### Page
Author: maxepolk@my-dejanews.com
Date: 1999/01/26
Raw View
In article <78ijij$5vg$1@nnrp1.dejanews.com>,
AllanW@my-dejanews.com says...
>
> In article <789chn$chf$1@east44.supernews.com>,
>   "Cipolli" <stephen.cipolli@fcc.net> wrote:
> > Is the following code considered legal (I could to find
> > anything in the C++ Standard which makes it illegal):
> > string s;
> > void thread0() { s[0] = s[1]; }
> > void thread1() { string t = s; }

Note that as soon as you get a reference to a character in a
string, the string must immediately make a separate copy of
itself if it is shared between two references because that
reference to a character can be used to change the string at
some later point.  Also, the string must immediately mark
itself as ineligible for being shared for the same reason.

### Listed records
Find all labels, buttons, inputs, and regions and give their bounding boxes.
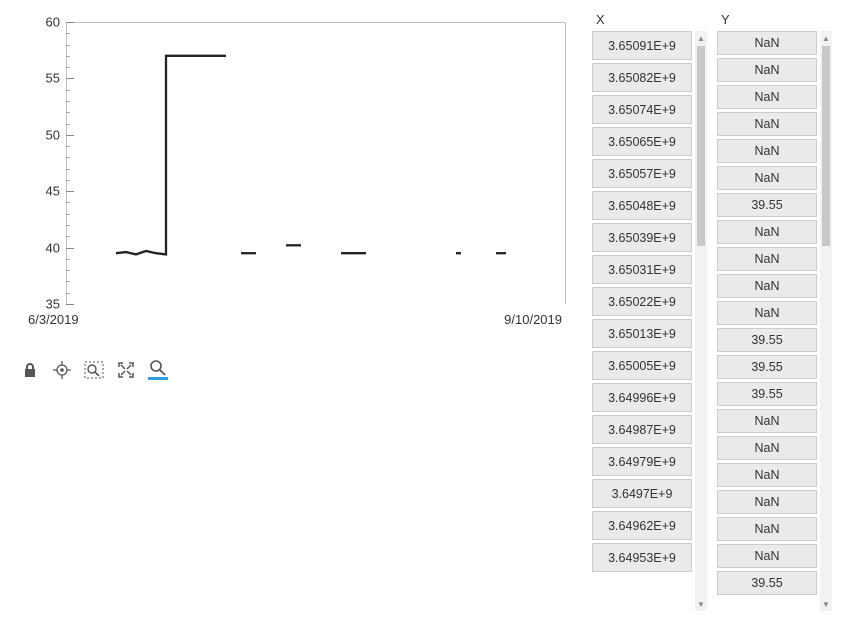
data-cell[interactable]: NaN bbox=[717, 58, 817, 82]
plot-line bbox=[116, 56, 226, 255]
data-cell[interactable]: 3.65057E+9 bbox=[592, 159, 692, 188]
data-cell[interactable]: NaN bbox=[717, 301, 817, 325]
data-cell[interactable]: NaN bbox=[717, 247, 817, 271]
data-cell[interactable]: 3.64962E+9 bbox=[592, 511, 692, 540]
data-cell[interactable]: 39.55 bbox=[717, 382, 817, 406]
y-column-list: NaN NaN NaN NaN NaN NaN 39.55 NaN NaN NaN NaN 39.55… bbox=[717, 31, 817, 611]
data-cell[interactable]: 39.55 bbox=[717, 328, 817, 352]
data-cell[interactable]: NaN bbox=[717, 409, 817, 433]
chart-pane: 35 40 45 50 55 60 6/3/2019 9/10/2019 bbox=[12, 12, 582, 611]
data-cell[interactable]: NaN bbox=[717, 112, 817, 136]
data-cell[interactable]: 3.65005E+9 bbox=[592, 351, 692, 380]
data-cell[interactable]: 3.65031E+9 bbox=[592, 255, 692, 284]
plot-canvas bbox=[66, 22, 566, 304]
data-cell[interactable]: 3.65013E+9 bbox=[592, 319, 692, 348]
data-cell[interactable]: NaN bbox=[717, 274, 817, 298]
data-cell[interactable]: NaN bbox=[717, 85, 817, 109]
data-cell[interactable]: 3.65048E+9 bbox=[592, 191, 692, 220]
scroll-down-icon[interactable]: ▼ bbox=[695, 597, 707, 611]
x-axis-label-start: 6/3/2019 bbox=[28, 312, 79, 327]
zoom-icon[interactable] bbox=[148, 360, 168, 380]
y-tick-label: 35 bbox=[30, 297, 60, 312]
y-scroll-thumb[interactable] bbox=[822, 46, 830, 246]
data-cell[interactable]: 39.55 bbox=[717, 571, 817, 595]
data-cell[interactable]: NaN bbox=[717, 220, 817, 244]
data-cell[interactable]: NaN bbox=[717, 463, 817, 487]
data-cell[interactable]: NaN bbox=[717, 436, 817, 460]
data-cell[interactable]: NaN bbox=[717, 166, 817, 190]
x-scroll-thumb[interactable] bbox=[697, 46, 705, 246]
chart-area: 35 40 45 50 55 60 6/3/2019 9/10/2019 bbox=[12, 12, 582, 352]
target-icon[interactable] bbox=[52, 360, 72, 380]
x-column-header: X bbox=[592, 12, 707, 31]
x-column: X 3.65091E+9 3.65082E+9 3.65074E+9 3.65065E… bbox=[592, 12, 707, 611]
data-cell[interactable]: 3.65022E+9 bbox=[592, 287, 692, 316]
data-cell[interactable]: NaN bbox=[717, 31, 817, 55]
data-cell[interactable]: 3.65074E+9 bbox=[592, 95, 692, 124]
data-cell[interactable]: 3.65082E+9 bbox=[592, 63, 692, 92]
x-scrollbar[interactable]: ▲ ▼ bbox=[695, 31, 707, 611]
data-cell[interactable]: 39.55 bbox=[717, 193, 817, 217]
zoom-select-icon[interactable] bbox=[84, 360, 104, 380]
scroll-up-icon[interactable]: ▲ bbox=[695, 31, 707, 45]
data-cell[interactable]: 3.65039E+9 bbox=[592, 223, 692, 252]
x-column-list: 3.65091E+9 3.65082E+9 3.65074E+9 3.65065E+9… bbox=[592, 31, 692, 611]
lock-icon[interactable] bbox=[20, 360, 40, 380]
y-scrollbar[interactable]: ▲ ▼ bbox=[820, 31, 832, 611]
y-tick bbox=[66, 304, 74, 305]
data-cell[interactable]: NaN bbox=[717, 544, 817, 568]
data-cell[interactable]: 3.65091E+9 bbox=[592, 31, 692, 60]
data-cell[interactable]: 3.6497E+9 bbox=[592, 479, 692, 508]
chart-toolbar bbox=[12, 352, 582, 380]
fit-icon[interactable] bbox=[116, 360, 136, 380]
data-cell[interactable]: 39.55 bbox=[717, 355, 817, 379]
y-tick-label: 45 bbox=[30, 184, 60, 199]
y-column-header: Y bbox=[717, 12, 832, 31]
scroll-up-icon[interactable]: ▲ bbox=[820, 31, 832, 45]
data-cell[interactable]: 3.65065E+9 bbox=[592, 127, 692, 156]
y-tick-label: 40 bbox=[30, 240, 60, 255]
data-cell[interactable]: NaN bbox=[717, 490, 817, 514]
x-axis-label-end: 9/10/2019 bbox=[504, 312, 562, 327]
y-column: Y NaN NaN NaN NaN NaN NaN 39.55 NaN NaN NaN NaN 39.… bbox=[717, 12, 832, 611]
y-tick-label: 60 bbox=[30, 15, 60, 30]
data-cell[interactable]: 3.64987E+9 bbox=[592, 415, 692, 444]
data-cell[interactable]: 3.64953E+9 bbox=[592, 543, 692, 572]
data-cell[interactable]: NaN bbox=[717, 517, 817, 541]
scroll-down-icon[interactable]: ▼ bbox=[820, 597, 832, 611]
data-cell[interactable]: 3.64979E+9 bbox=[592, 447, 692, 476]
y-tick-label: 50 bbox=[30, 127, 60, 142]
data-cell[interactable]: 3.64996E+9 bbox=[592, 383, 692, 412]
y-tick-label: 55 bbox=[30, 71, 60, 86]
data-cell[interactable]: NaN bbox=[717, 139, 817, 163]
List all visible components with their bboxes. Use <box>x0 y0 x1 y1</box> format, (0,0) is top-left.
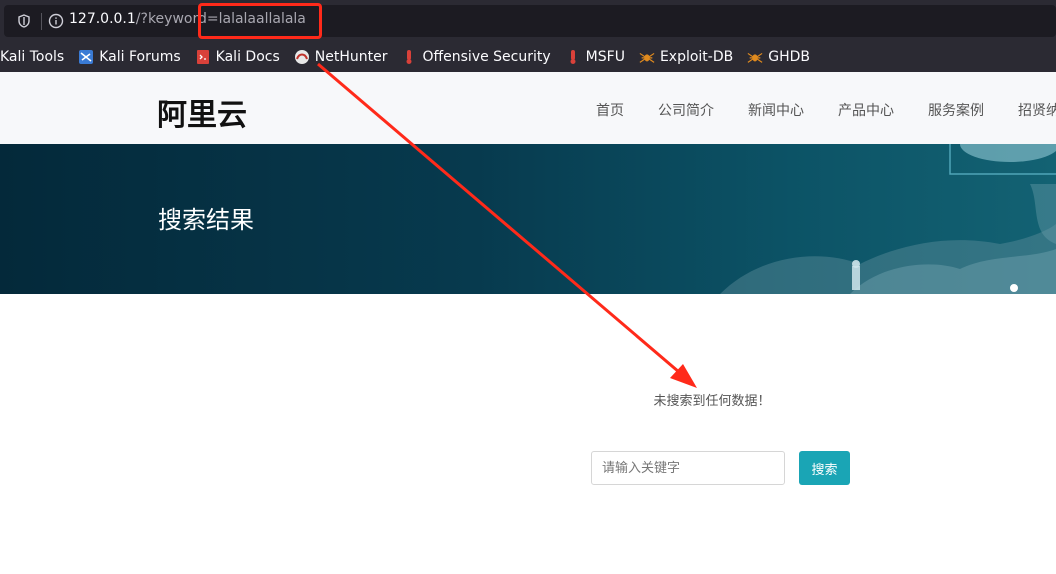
annotation-arrow <box>317 62 697 388</box>
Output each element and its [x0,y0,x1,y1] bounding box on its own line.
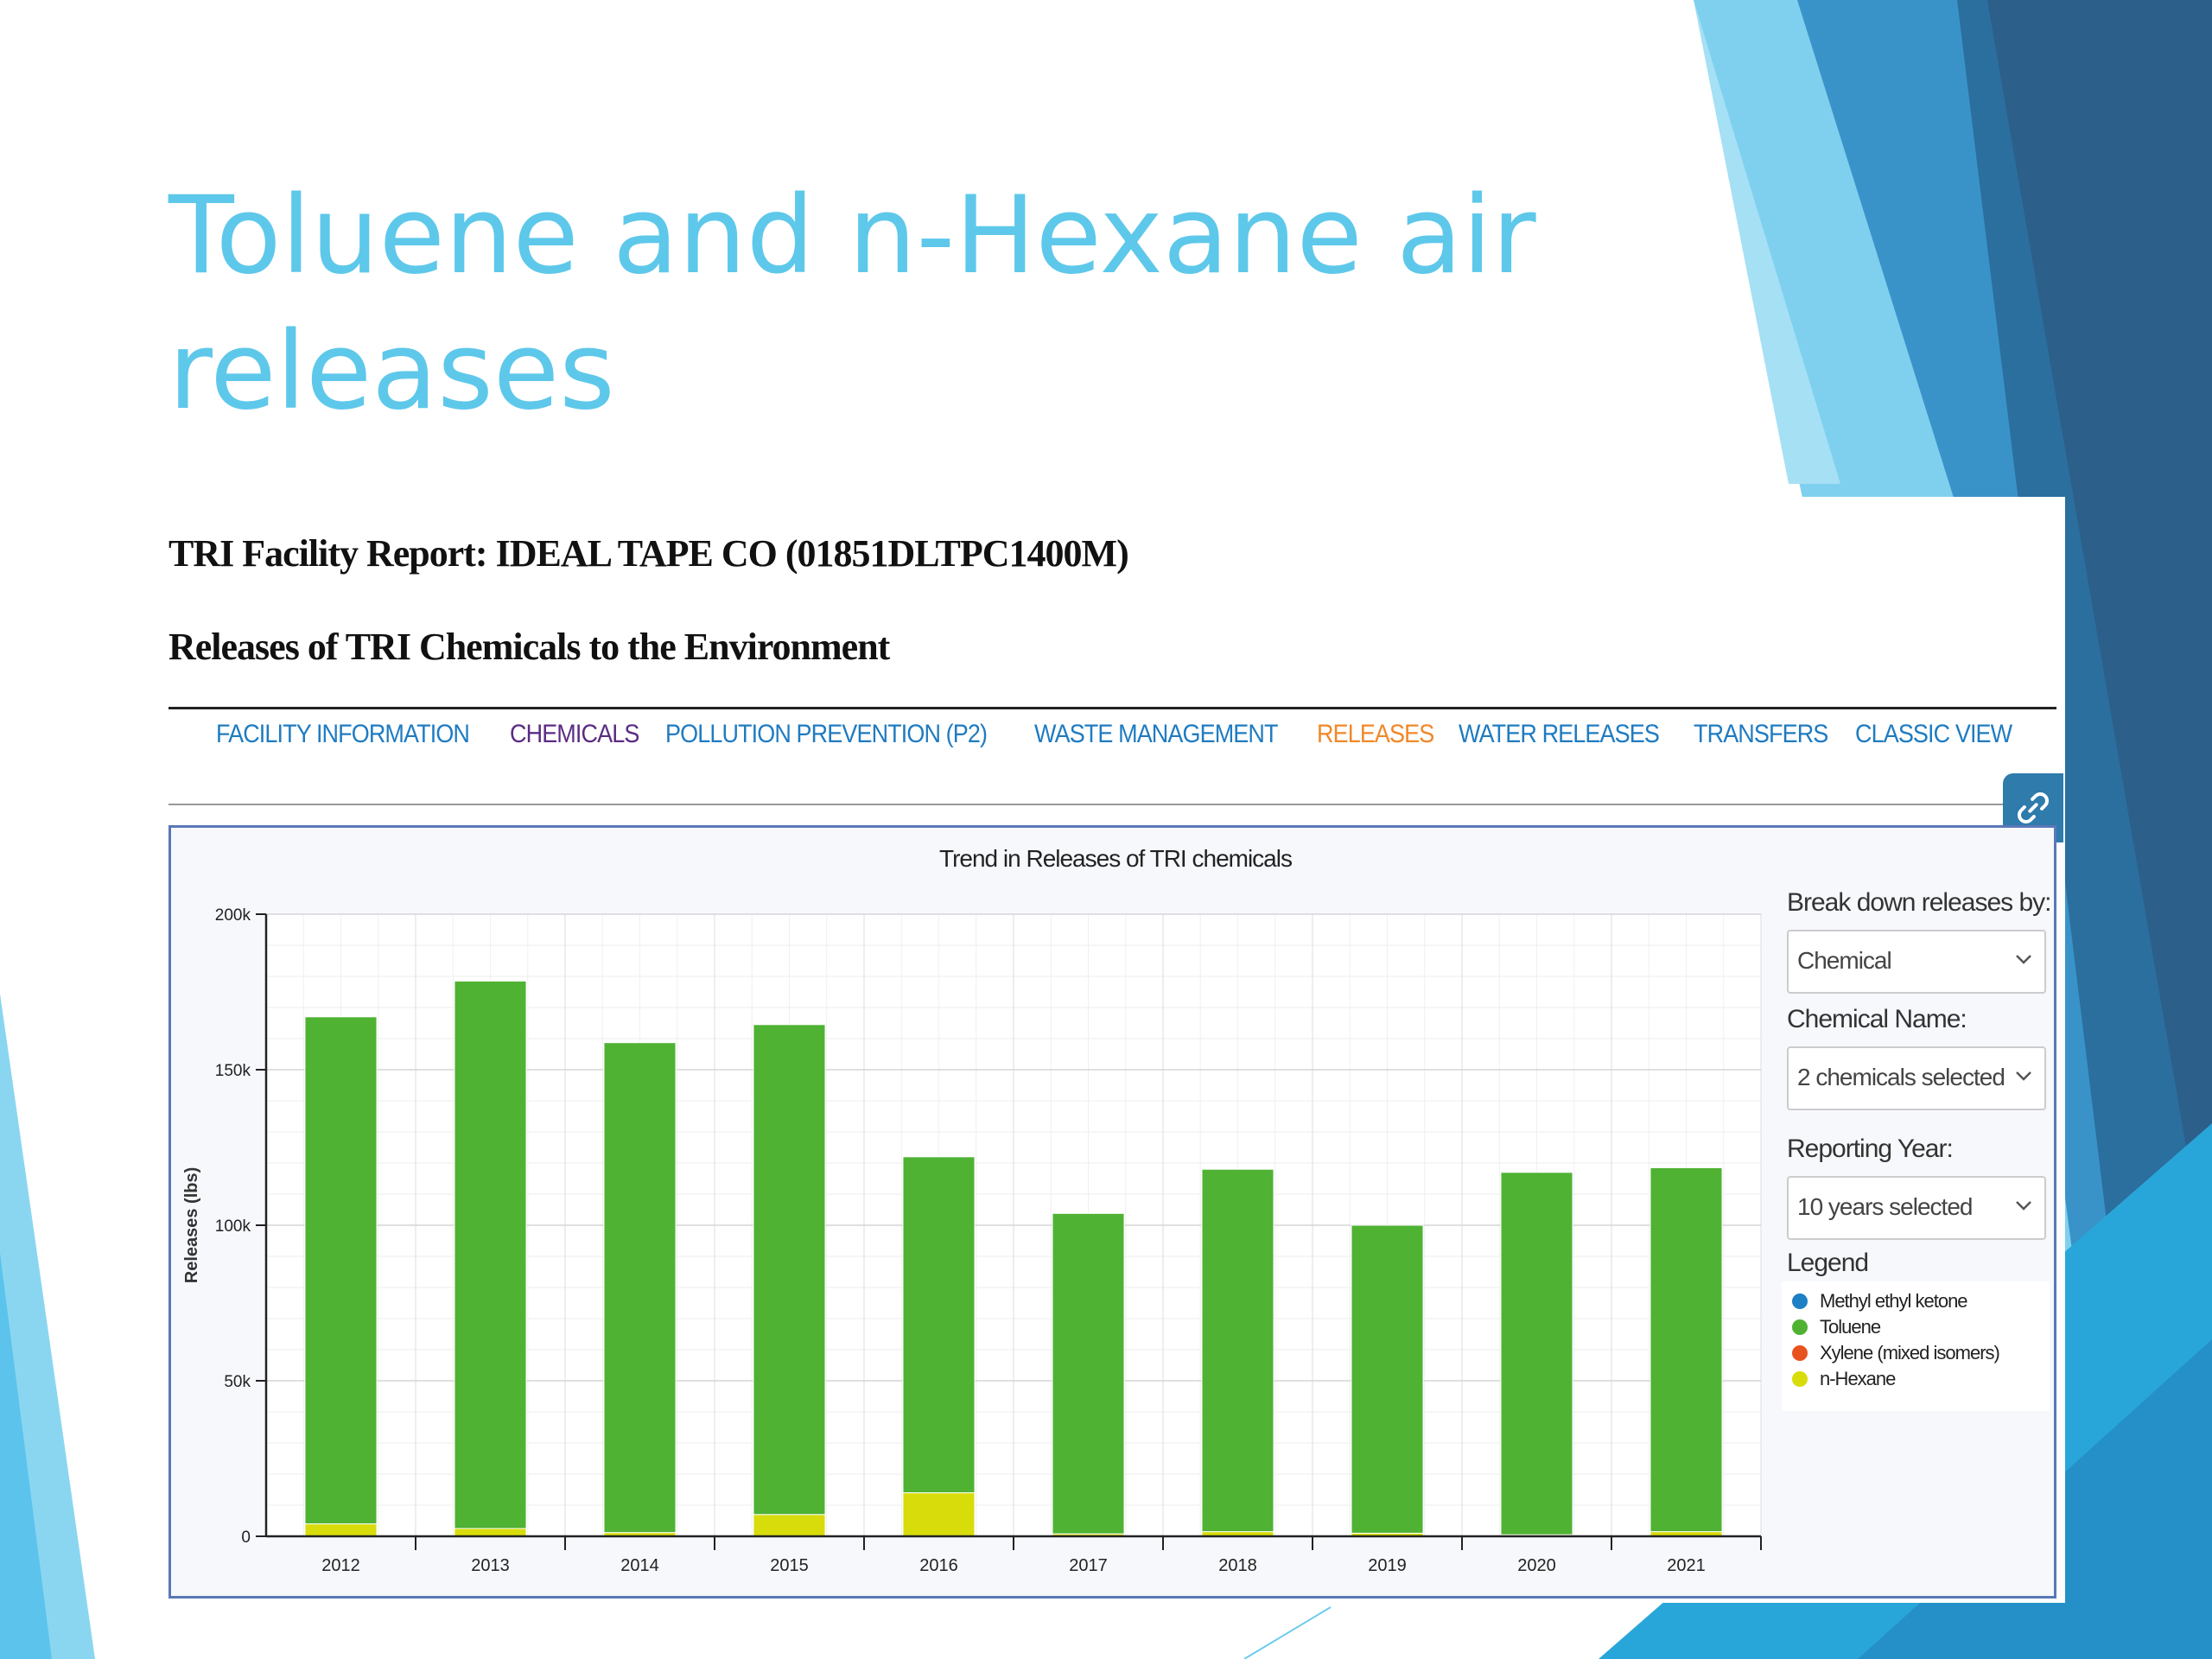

### The tasks
(1) Decide whether each statement agrees with the post, answering yes or no and quoting the words of the post that decide it: (a) once a reference to a character is obtained, a shared string must immediately make a separate copy of itself; (b) after a character reference is taken, the string may stay eligible for sharing; (c) the post is dated 1999/01/26.
(2) Answer these questions from the post:
(a) What does the function thread1 do in the quoted code?
(b) In the quoted code, what does thread0 assign to s[0]?
(c) According to the post, what can a reference to a character in a string be used for later?
(3) Reproduce the stretch of the post from "Note that as" through "the same reason.".

### Results of the exercise
(1)
(a) Yes: "the string must immediately make a separate copy of itself if it is shared between two references"
(b) No: "the string must immediately mark itself as ineligible for being shared"
(c) Yes: "Date: 1999/01/26"

(2)
(a) It declares a string t initialized from s.
(b) s[1].
(c) To change the string.

(3)
Note that as soon as you get a reference to a character in a
string, the string must immediately make a separate copy of
itself if it is shared between two references because that
reference to a character can be used to change the string at
some later point.  Also, the string must immediately mark
itself as ineligible for being shared for the same reason.